[Task directions]: Make an exact copy of the lines below.

#### Input material

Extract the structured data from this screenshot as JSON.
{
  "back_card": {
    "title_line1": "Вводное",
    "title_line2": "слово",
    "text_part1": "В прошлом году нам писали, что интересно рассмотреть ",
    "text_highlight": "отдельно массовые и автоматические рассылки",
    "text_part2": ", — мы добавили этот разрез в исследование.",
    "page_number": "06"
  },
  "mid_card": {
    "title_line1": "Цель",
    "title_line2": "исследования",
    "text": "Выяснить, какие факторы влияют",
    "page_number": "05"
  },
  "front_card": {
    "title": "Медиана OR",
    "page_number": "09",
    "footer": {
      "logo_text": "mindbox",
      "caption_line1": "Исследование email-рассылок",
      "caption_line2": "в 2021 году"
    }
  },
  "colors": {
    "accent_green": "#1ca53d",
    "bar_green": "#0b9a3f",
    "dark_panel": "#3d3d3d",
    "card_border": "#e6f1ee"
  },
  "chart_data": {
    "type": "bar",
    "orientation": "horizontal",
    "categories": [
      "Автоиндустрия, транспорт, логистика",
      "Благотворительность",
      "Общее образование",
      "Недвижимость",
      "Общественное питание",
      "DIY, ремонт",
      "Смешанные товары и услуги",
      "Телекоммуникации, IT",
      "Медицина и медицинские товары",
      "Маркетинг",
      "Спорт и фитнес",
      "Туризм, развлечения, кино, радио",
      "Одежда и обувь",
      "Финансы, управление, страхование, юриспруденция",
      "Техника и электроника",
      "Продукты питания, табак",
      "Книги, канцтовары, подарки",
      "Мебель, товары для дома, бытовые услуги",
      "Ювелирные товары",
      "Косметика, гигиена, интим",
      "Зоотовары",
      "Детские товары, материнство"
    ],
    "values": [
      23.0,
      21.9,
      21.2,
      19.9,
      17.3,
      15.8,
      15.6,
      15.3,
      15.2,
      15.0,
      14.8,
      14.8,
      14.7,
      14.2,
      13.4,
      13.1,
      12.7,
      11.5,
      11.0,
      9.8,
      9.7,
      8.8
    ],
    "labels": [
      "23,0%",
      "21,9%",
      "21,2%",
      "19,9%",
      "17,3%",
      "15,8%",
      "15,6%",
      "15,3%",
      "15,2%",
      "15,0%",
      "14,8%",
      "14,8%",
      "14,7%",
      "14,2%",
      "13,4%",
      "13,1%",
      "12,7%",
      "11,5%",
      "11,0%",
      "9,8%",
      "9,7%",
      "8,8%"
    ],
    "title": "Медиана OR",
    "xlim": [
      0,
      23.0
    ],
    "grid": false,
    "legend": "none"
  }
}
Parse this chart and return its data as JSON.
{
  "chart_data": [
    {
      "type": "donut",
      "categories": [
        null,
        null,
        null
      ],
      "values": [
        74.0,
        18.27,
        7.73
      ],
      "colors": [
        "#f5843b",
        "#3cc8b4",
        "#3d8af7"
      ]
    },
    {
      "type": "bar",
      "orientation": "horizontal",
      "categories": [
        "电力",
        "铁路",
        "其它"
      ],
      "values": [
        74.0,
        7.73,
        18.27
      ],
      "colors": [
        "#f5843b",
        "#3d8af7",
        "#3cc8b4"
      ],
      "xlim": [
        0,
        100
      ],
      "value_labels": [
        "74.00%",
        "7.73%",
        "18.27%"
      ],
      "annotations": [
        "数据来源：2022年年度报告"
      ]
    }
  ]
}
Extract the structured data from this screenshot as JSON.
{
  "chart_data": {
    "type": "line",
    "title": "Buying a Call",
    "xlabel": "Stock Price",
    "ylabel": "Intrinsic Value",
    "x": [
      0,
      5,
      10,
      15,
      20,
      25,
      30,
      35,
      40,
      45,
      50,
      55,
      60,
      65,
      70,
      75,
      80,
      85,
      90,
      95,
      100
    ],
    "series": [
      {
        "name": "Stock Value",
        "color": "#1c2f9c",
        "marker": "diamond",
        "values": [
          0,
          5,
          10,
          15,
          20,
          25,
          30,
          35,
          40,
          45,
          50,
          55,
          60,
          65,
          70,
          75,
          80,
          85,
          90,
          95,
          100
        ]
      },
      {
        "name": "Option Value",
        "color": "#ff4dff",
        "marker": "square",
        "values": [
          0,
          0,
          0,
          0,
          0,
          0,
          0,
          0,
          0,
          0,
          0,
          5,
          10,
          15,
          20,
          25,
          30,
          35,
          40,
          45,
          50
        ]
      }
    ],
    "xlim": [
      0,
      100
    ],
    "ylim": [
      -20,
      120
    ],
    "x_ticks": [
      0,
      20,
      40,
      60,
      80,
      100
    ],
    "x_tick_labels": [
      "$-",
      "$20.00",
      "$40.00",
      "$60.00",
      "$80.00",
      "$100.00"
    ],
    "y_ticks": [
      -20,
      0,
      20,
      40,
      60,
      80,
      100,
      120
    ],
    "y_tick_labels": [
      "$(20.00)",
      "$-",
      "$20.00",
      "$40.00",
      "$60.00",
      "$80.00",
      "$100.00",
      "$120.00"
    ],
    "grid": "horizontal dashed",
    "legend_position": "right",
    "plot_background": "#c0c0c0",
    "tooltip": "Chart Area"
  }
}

########

[Solution to the problem]:
Extract the structured data from this screenshot as JSON.
{
  "back_card": {
    "title_line1": "Вводное",
    "title_line2": "слово",
    "text_part1": "В прошлом году нам писали, что интересно рассмотреть ",
    "text_highlight": "отдельно массовые и автоматические рассылки",
    "text_part2": ", — мы добавили этот разрез в исследование.",
    "page_number": "06"
  },
  "mid_card": {
    "title_line1": "Цель",
    "title_line2": "исследования",
    "text": "Выяснить, какие факторы влияют",
    "page_number": "05"
  },
  "front_card": {
    "title": "Медиана OR",
    "page_number": "09",
    "footer": {
      "logo_text": "mindbox",
      "caption_line1": "Исследование email-рассылок",
      "caption_line2": "в 2021 году"
    }
  },
  "colors": {
    "accent_green": "#1ca53d",
    "bar_green": "#0b9a3f",
    "dark_panel": "#3d3d3d",
    "card_border": "#e6f1ee"
  },
  "chart_data": {
    "type": "bar",
    "orientation": "horizontal",
    "categories": [
      "Автоиндустрия, транспорт, логистика",
      "Благотворительность",
      "Общее образование",
      "Недвижимость",
      "Общественное питание",
      "DIY, ремонт",
      "Смешанные товары и услуги",
      "Телекоммуникации, IT",
      "Медицина и медицинские товары",
      "Маркетинг",
      "Спорт и фитнес",
      "Туризм, развлечения, кино, радио",
      "Одежда и обувь",
      "Финансы, управление, страхование, юриспруденция",
      "Техника и электроника",
      "Продукты питания, табак",
      "Книги, канцтовары, подарки",
      "Мебель, товары для дома, бытовые услуги",
      "Ювелирные товары",
      "Косметика, гигиена, интим",
      "Зоотовары",
      "Детские товары, материнство"
    ],
    "values": [
      23.0,
      21.9,
      21.2,
      19.9,
      17.3,
      15.8,
      15.6,
      15.3,
      15.2,
      15.0,
      14.8,
      14.8,
      14.7,
      14.2,
      13.4,
      13.1,
      12.7,
      11.5,
      11.0,
      9.8,
      9.7,
      8.8
    ],
    "labels": [
      "23,0%",
      "21,9%",
      "21,2%",
      "19,9%",
      "17,3%",
      "15,8%",
      "15,6%",
      "15,3%",
      "15,2%",
      "15,0%",
      "14,8%",
      "14,8%",
      "14,7%",
      "14,2%",
      "13,4%",
      "13,1%",
      "12,7%",
      "11,5%",
      "11,0%",
      "9,8%",
      "9,7%",
      "8,8%"
    ],
    "title": "Медиана OR",
    "xlim": [
      0,
      23.0
    ],
    "grid": false,
    "legend": "none"
  }
}
Parse this chart and return its data as JSON.
{
  "chart_data": [
    {
      "type": "donut",
      "categories": [
        null,
        null,
        null
      ],
      "values": [
        74.0,
        18.27,
        7.73
      ],
      "colors": [
        "#f5843b",
        "#3cc8b4",
        "#3d8af7"
      ]
    },
    {
      "type": "bar",
      "orientation": "horizontal",
      "categories": [
        "电力",
        "铁路",
        "其它"
      ],
      "values": [
        74.0,
        7.73,
        18.27
      ],
      "colors": [
        "#f5843b",
        "#3d8af7",
        "#3cc8b4"
      ],
      "xlim": [
        0,
        100
      ],
      "value_labels": [
        "74.00%",
        "7.73%",
        "18.27%"
      ],
      "annotations": [
        "数据来源：2022年年度报告"
      ]
    }
  ]
}
Extract the structured data from this screenshot as JSON.
{
  "chart_data": {
    "type": "line",
    "title": "Buying a Call",
    "xlabel": "Stock Price",
    "ylabel": "Intrinsic Value",
    "x": [
      0,
      5,
      10,
      15,
      20,
      25,
      30,
      35,
      40,
      45,
      50,
      55,
      60,
      65,
      70,
      75,
      80,
      85,
      90,
      95,
      100
    ],
    "series": [
      {
        "name": "Stock Value",
        "color": "#1c2f9c",
        "marker": "diamond",
        "values": [
          0,
          5,
          10,
          15,
          20,
          25,
          30,
          35,
          40,
          45,
          50,
          55,
          60,
          65,
          70,
          75,
          80,
          85,
          90,
          95,
          100
        ]
      },
      {
        "name": "Option Value",
        "color": "#ff4dff",
        "marker": "square",
        "values": [
          0,
          0,
          0,
          0,
          0,
          0,
          0,
          0,
          0,
          0,
          0,
          5,
          10,
          15,
          20,
          25,
          30,
          35,
          40,
          45,
          50
        ]
      }
    ],
    "xlim": [
      0,
      100
    ],
    "ylim": [
      -20,
      120
    ],
    "x_ticks": [
      0,
      20,
      40,
      60,
      80,
      100
    ],
    "x_tick_labels": [
      "$-",
      "$20.00",
      "$40.00",
      "$60.00",
      "$80.00",
      "$100.00"
    ],
    "y_ticks": [
      -20,
      0,
      20,
      40,
      60,
      80,
      100,
      120
    ],
    "y_tick_labels": [
      "$(20.00)",
      "$-",
      "$20.00",
      "$40.00",
      "$60.00",
      "$80.00",
      "$100.00",
      "$120.00"
    ],
    "grid": "horizontal dashed",
    "legend_position": "right",
    "plot_background": "#c0c0c0",
    "tooltip": "Chart Area"
  }
}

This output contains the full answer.